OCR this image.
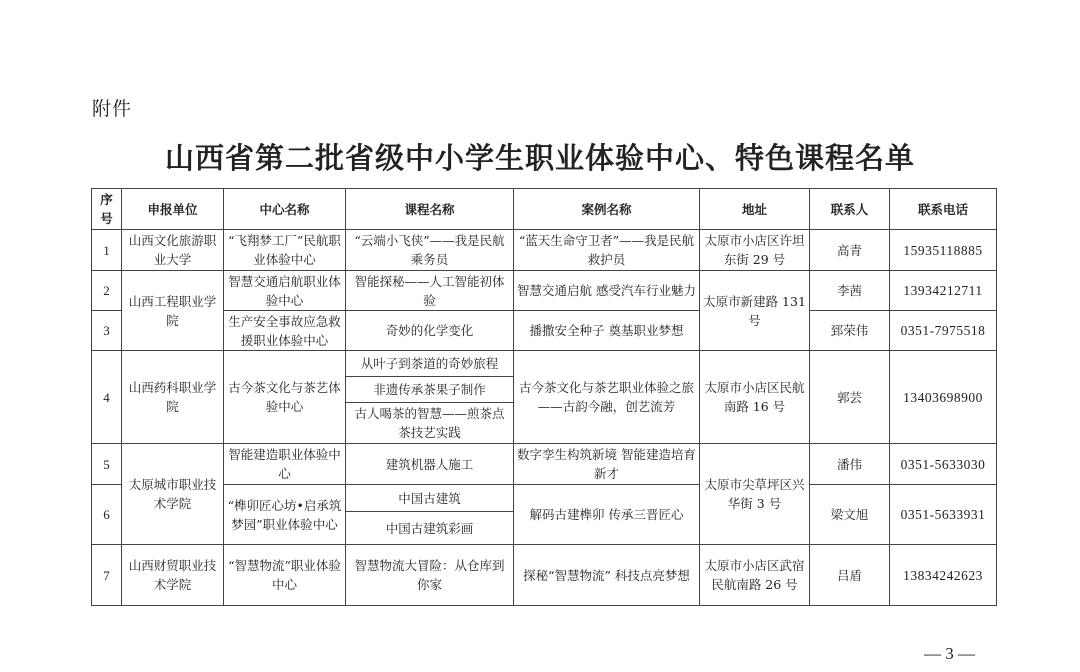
附件
山西省第二批省级中小学生职业体验中心、特色课程名单
序号	申报单位	中心名称	课程名称	案例名称	地址	联系人	联系电话
1	山西文化旅游职业大学	“飞翔梦工厂”民航职业体验中心	“云端小飞侠”——我是民航乘务员	“蓝天生命守卫者”——我是民航救护员	太原市小店区许坦东街 29 号	高青	15935118885
2	山西工程职业学院	智慧交通启航职业体验中心	智能探秘——人工智能初体验	智慧交通启航 感受汽车行业魅力	太原市新建路 131 号	李茜	13934212711
3		生产安全事故应急救援职业体验中心	奇妙的化学变化	播撒安全种子 奠基职业梦想		郅荣伟	0351-7975518
4	山西药科职业学院	古今茶文化与茶艺体验中心	从叶子到茶道的奇妙旅程	古今茶文化与茶艺职业体验之旅——古韵今融，创艺流芳	太原市小店区民航南路 16 号	郭芸	13403698900
			非遗传承茶果子制作				
			古人喝茶的智慧——煎茶点茶技艺实践				
5	太原城市职业技术学院	智能建造职业体验中心	建筑机器人施工	数字孪生构筑新境 智能建造培育新才	太原市尖草坪区兴华街 3 号	潘伟	0351-5633030
6		“榫卯匠心坊•启承筑梦园”职业体验中心	中国古建筑	解码古建榫卯 传承三晋匠心		梁文旭	0351-5633931
			中国古建筑彩画				
7	山西财贸职业技术学院	“智慧物流”职业体验中心	智慧物流大冒险：从仓库到你家	探秘“智慧物流” 科技点亮梦想	太原市小店区武宿民航南路 26 号	吕盾	13834242623
— 3 —
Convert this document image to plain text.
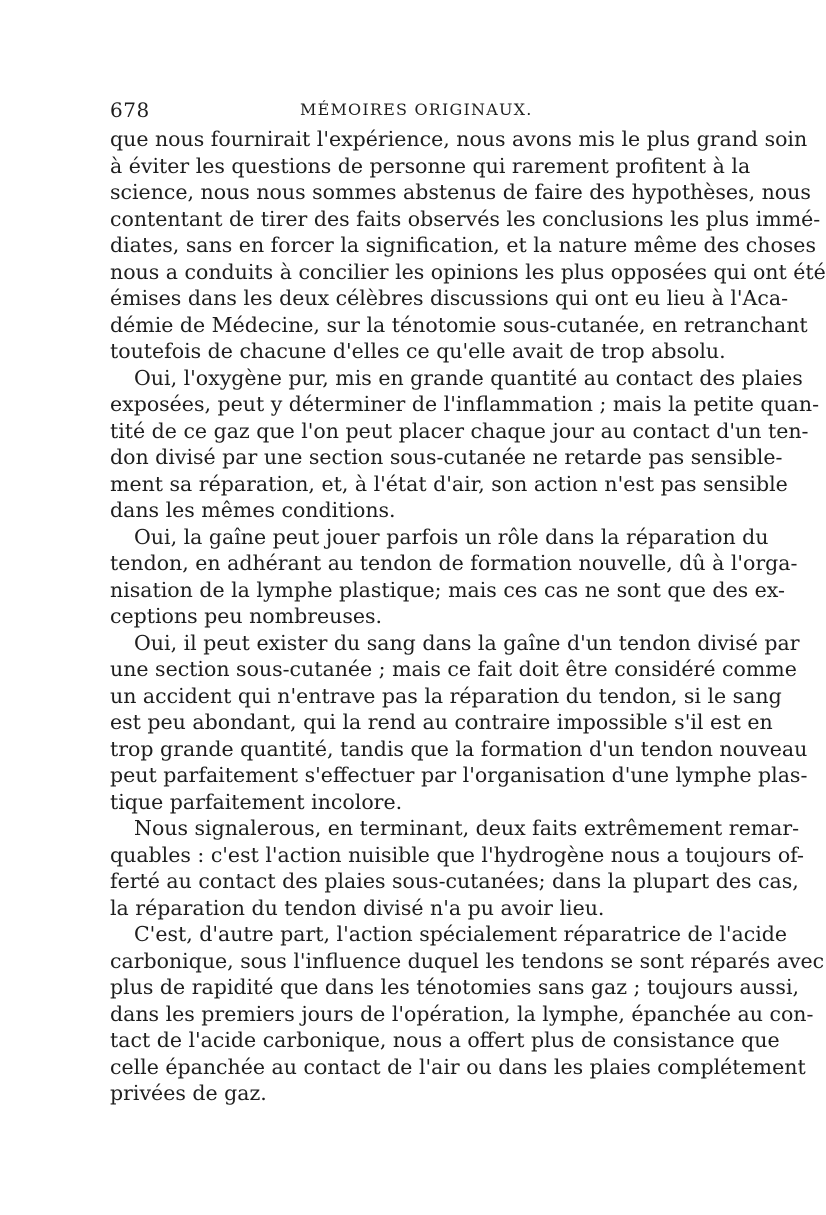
678	MÉMOIRES ORIGINAUX.
que nous fournirait l'expérience, nous avons mis le plus grand soin
à éviter les questions de personne qui rarement profitent à la
science, nous nous sommes abstenus de faire des hypothèses, nous
contentant de tirer des faits observés les conclusions les plus immé-
diates, sans en forcer la signification, et la nature même des choses
nous a conduits à concilier les opinions les plus opposées qui ont été
émises dans les deux célèbres discussions qui ont eu lieu à l'Aca-
démie de Médecine, sur la ténotomie sous-cutanée, en retranchant
toutefois de chacune d'elles ce qu'elle avait de trop absolu.
Oui, l'oxygène pur, mis en grande quantité au contact des plaies
exposées, peut y déterminer de l'inflammation ; mais la petite quan-
tité de ce gaz que l'on peut placer chaque jour au contact d'un ten-
don divisé par une section sous-cutanée ne retarde pas sensible-
ment sa réparation, et, à l'état d'air, son action n'est pas sensible
dans les mêmes conditions.
Oui, la gaîne peut jouer parfois un rôle dans la réparation du
tendon, en adhérant au tendon de formation nouvelle, dû à l'orga-
nisation de la lymphe plastique; mais ces cas ne sont que des ex-
ceptions peu nombreuses.
Oui, il peut exister du sang dans la gaîne d'un tendon divisé par
une section sous-cutanée ; mais ce fait doit être considéré comme
un accident qui n'entrave pas la réparation du tendon, si le sang
est peu abondant, qui la rend au contraire impossible s'il est en
trop grande quantité, tandis que la formation d'un tendon nouveau
peut parfaitement s'effectuer par l'organisation d'une lymphe plas-
tique parfaitement incolore.
Nous signalerous, en terminant, deux faits extrêmement remar-
quables : c'est l'action nuisible que l'hydrogène nous a toujours of-
ferté au contact des plaies sous-cutanées; dans la plupart des cas,
la réparation du tendon divisé n'a pu avoir lieu.
C'est, d'autre part, l'action spécialement réparatrice de l'acide
carbonique, sous l'influence duquel les tendons se sont réparés avec
plus de rapidité que dans les ténotomies sans gaz ; toujours aussi,
dans les premiers jours de l'opération, la lymphe, épanchée au con-
tact de l'acide carbonique, nous a offert plus de consistance que
celle épanchée au contact de l'air ou dans les plaies complétement
privées de gaz.
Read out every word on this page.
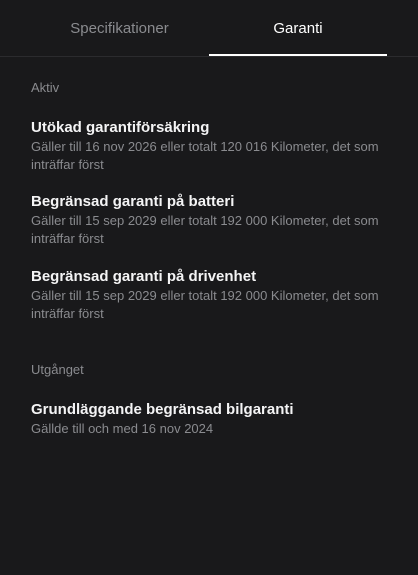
Specifikationer	Garanti
Aktiv
Utökad garantiförsäkring
Gäller till 16 nov 2026 eller totalt 120 016 Kilometer, det som inträffar först
Begränsad garanti på batteri
Gäller till 15 sep 2029 eller totalt 192 000 Kilometer, det som inträffar först
Begränsad garanti på drivenhet
Gäller till 15 sep 2029 eller totalt 192 000 Kilometer, det som inträffar först
Utgånget
Grundläggande begränsad bilgaranti
Gällde till och med 16 nov 2024
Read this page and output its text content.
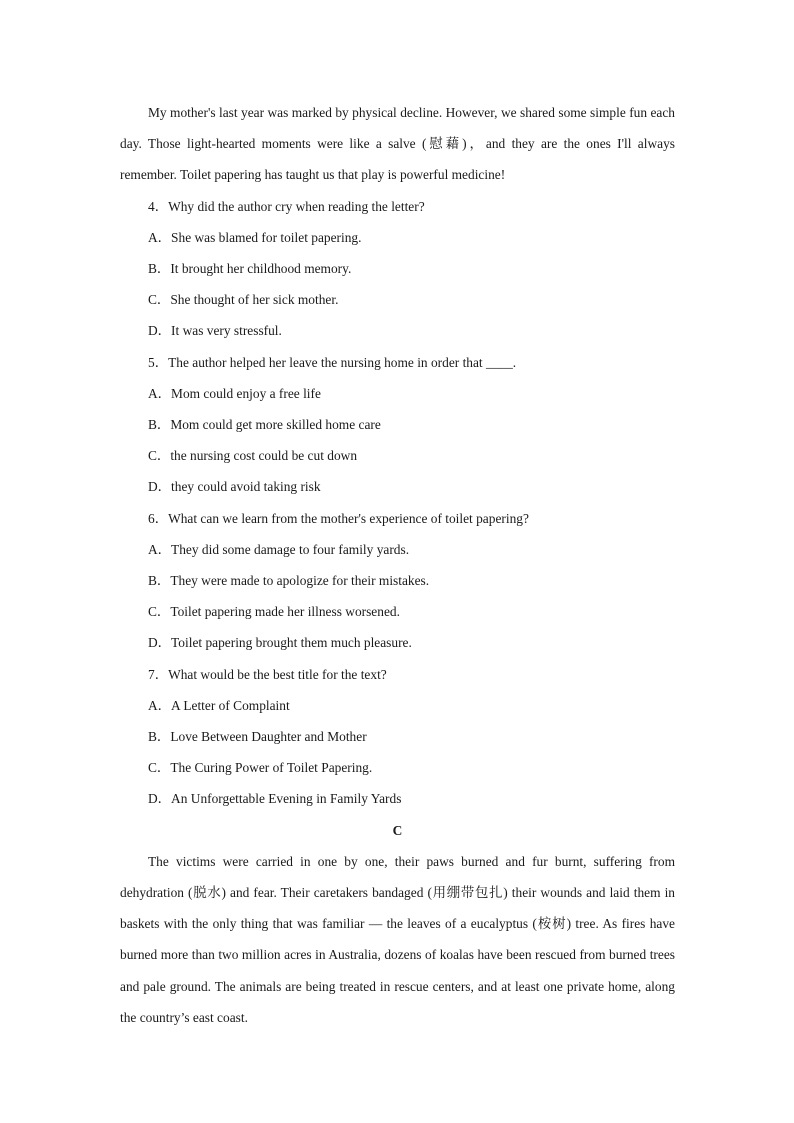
My mother's last year was marked by physical decline. However, we shared some simple fun each day. Those light-hearted moments were like a salve (慰藉)，and they are the ones I'll always remember. Toilet papering has taught us that play is powerful medicine!

4．Why did the author cry when reading the letter?

A．She was blamed for toilet papering.

B．It brought her childhood memory.

C．She thought of her sick mother.

D．It was very stressful.

5．The author helped her leave the nursing home in order that ____.

A．Mom could enjoy a free life

B．Mom could get more skilled home care

C．the nursing cost could be cut down

D．they could avoid taking risk

6．What can we learn from the mother's experience of toilet papering?

A．They did some damage to four family yards.

B．They were made to apologize for their mistakes.

C．Toilet papering made her illness worsened.

D．Toilet papering brought them much pleasure.

7．What would be the best title for the text?

A．A Letter of Complaint

B．Love Between Daughter and Mother

C．The Curing Power of Toilet Papering.

D．An Unforgettable Evening in Family Yards

C

The victims were carried in one by one, their paws burned and fur burnt, suffering from dehydration (脱水) and fear. Their caretakers bandaged (用绷带包扎) their wounds and laid them in baskets with the only thing that was familiar — the leaves of a eucalyptus (桉树) tree. As fires have burned more than two million acres in Australia, dozens of koalas have been rescued from burned trees and pale ground. The animals are being treated in rescue centers, and at least one private home, along the country’s east coast.
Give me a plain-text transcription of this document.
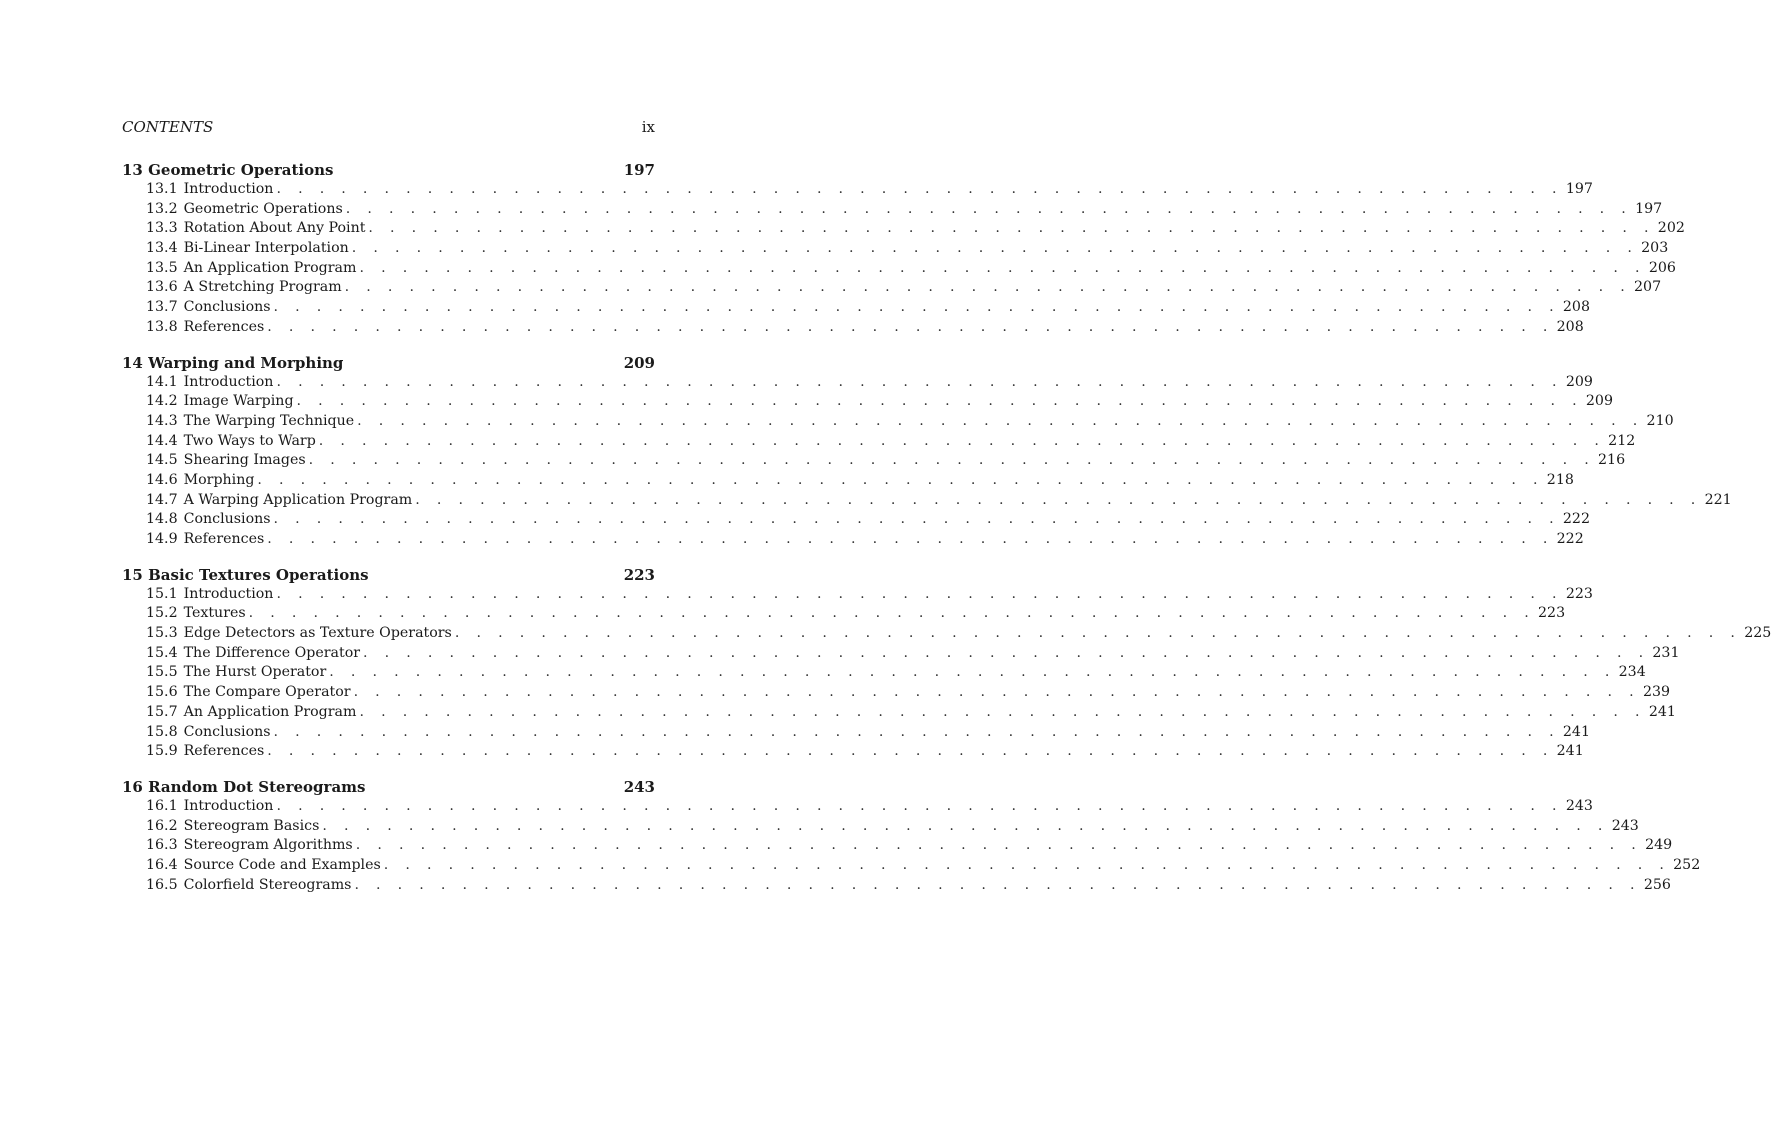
CONTENTS	ix
13 Geometric Operations	197
13.1 Introduction . . . . . . . . . . . . . . . . . . . . . . . . . . . . . . . . . . . . . . . . . . . . . . . . . . . . . . . . . . . . 197
13.2 Geometric Operations . . . . . . . . . . . . . . . . . . . . . . . . . . . . . . . . . . . . . . . . . . . . . . . . . . . . . . . . . . . . 197
13.3 Rotation About Any Point . . . . . . . . . . . . . . . . . . . . . . . . . . . . . . . . . . . . . . . . . . . . . . . . . . . . . . . . . . . . 202
13.4 Bi-Linear Interpolation . . . . . . . . . . . . . . . . . . . . . . . . . . . . . . . . . . . . . . . . . . . . . . . . . . . . . . . . . . . . 203
13.5 An Application Program . . . . . . . . . . . . . . . . . . . . . . . . . . . . . . . . . . . . . . . . . . . . . . . . . . . . . . . . . . . . 206
13.6 A Stretching Program . . . . . . . . . . . . . . . . . . . . . . . . . . . . . . . . . . . . . . . . . . . . . . . . . . . . . . . . . . . . 207
13.7 Conclusions . . . . . . . . . . . . . . . . . . . . . . . . . . . . . . . . . . . . . . . . . . . . . . . . . . . . . . . . . . . . 208
13.8 References . . . . . . . . . . . . . . . . . . . . . . . . . . . . . . . . . . . . . . . . . . . . . . . . . . . . . . . . . . . . 208
14 Warping and Morphing	209
14.1 Introduction . . . . . . . . . . . . . . . . . . . . . . . . . . . . . . . . . . . . . . . . . . . . . . . . . . . . . . . . . . . . 209
14.2 Image Warping . . . . . . . . . . . . . . . . . . . . . . . . . . . . . . . . . . . . . . . . . . . . . . . . . . . . . . . . . . . . 209
14.3 The Warping Technique . . . . . . . . . . . . . . . . . . . . . . . . . . . . . . . . . . . . . . . . . . . . . . . . . . . . . . . . . . . . 210
14.4 Two Ways to Warp . . . . . . . . . . . . . . . . . . . . . . . . . . . . . . . . . . . . . . . . . . . . . . . . . . . . . . . . . . . . 212
14.5 Shearing Images . . . . . . . . . . . . . . . . . . . . . . . . . . . . . . . . . . . . . . . . . . . . . . . . . . . . . . . . . . . . 216
14.6 Morphing . . . . . . . . . . . . . . . . . . . . . . . . . . . . . . . . . . . . . . . . . . . . . . . . . . . . . . . . . . . . 218
14.7 A Warping Application Program . . . . . . . . . . . . . . . . . . . . . . . . . . . . . . . . . . . . . . . . . . . . . . . . . . . . . . . . . . . . 221
14.8 Conclusions . . . . . . . . . . . . . . . . . . . . . . . . . . . . . . . . . . . . . . . . . . . . . . . . . . . . . . . . . . . . 222
14.9 References . . . . . . . . . . . . . . . . . . . . . . . . . . . . . . . . . . . . . . . . . . . . . . . . . . . . . . . . . . . . 222
15 Basic Textures Operations	223
15.1 Introduction . . . . . . . . . . . . . . . . . . . . . . . . . . . . . . . . . . . . . . . . . . . . . . . . . . . . . . . . . . . . 223
15.2 Textures . . . . . . . . . . . . . . . . . . . . . . . . . . . . . . . . . . . . . . . . . . . . . . . . . . . . . . . . . . . . 223
15.3 Edge Detectors as Texture Operators . . . . . . . . . . . . . . . . . . . . . . . . . . . . . . . . . . . . . . . . . . . . . . . . . . . . . . . . . . . . 225
15.4 The Difference Operator . . . . . . . . . . . . . . . . . . . . . . . . . . . . . . . . . . . . . . . . . . . . . . . . . . . . . . . . . . . . 231
15.5 The Hurst Operator . . . . . . . . . . . . . . . . . . . . . . . . . . . . . . . . . . . . . . . . . . . . . . . . . . . . . . . . . . . . 234
15.6 The Compare Operator . . . . . . . . . . . . . . . . . . . . . . . . . . . . . . . . . . . . . . . . . . . . . . . . . . . . . . . . . . . . 239
15.7 An Application Program . . . . . . . . . . . . . . . . . . . . . . . . . . . . . . . . . . . . . . . . . . . . . . . . . . . . . . . . . . . . 241
15.8 Conclusions . . . . . . . . . . . . . . . . . . . . . . . . . . . . . . . . . . . . . . . . . . . . . . . . . . . . . . . . . . . . 241
15.9 References . . . . . . . . . . . . . . . . . . . . . . . . . . . . . . . . . . . . . . . . . . . . . . . . . . . . . . . . . . . . 241
16 Random Dot Stereograms	243
16.1 Introduction . . . . . . . . . . . . . . . . . . . . . . . . . . . . . . . . . . . . . . . . . . . . . . . . . . . . . . . . . . . . 243
16.2 Stereogram Basics . . . . . . . . . . . . . . . . . . . . . . . . . . . . . . . . . . . . . . . . . . . . . . . . . . . . . . . . . . . . 243
16.3 Stereogram Algorithms . . . . . . . . . . . . . . . . . . . . . . . . . . . . . . . . . . . . . . . . . . . . . . . . . . . . . . . . . . . . 249
16.4 Source Code and Examples . . . . . . . . . . . . . . . . . . . . . . . . . . . . . . . . . . . . . . . . . . . . . . . . . . . . . . . . . . . . 252
16.5 Colorfield Stereograms . . . . . . . . . . . . . . . . . . . . . . . . . . . . . . . . . . . . . . . . . . . . . . . . . . . . . . . . . . . . 256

=======

* _Required work_:
From the records given above, copy all lines containing "till".

* _Response to the exercise_:
Gäller till 16 nov 2026 eller totalt 120 016 Kilometer, det som inträffar först
Gäller till 15 sep 2029 eller totalt 192 000 Kilometer, det som inträffar först
Gäller till 15 sep 2029 eller totalt 192 000 Kilometer, det som inträffar först
Gällde till och med 16 nov 2024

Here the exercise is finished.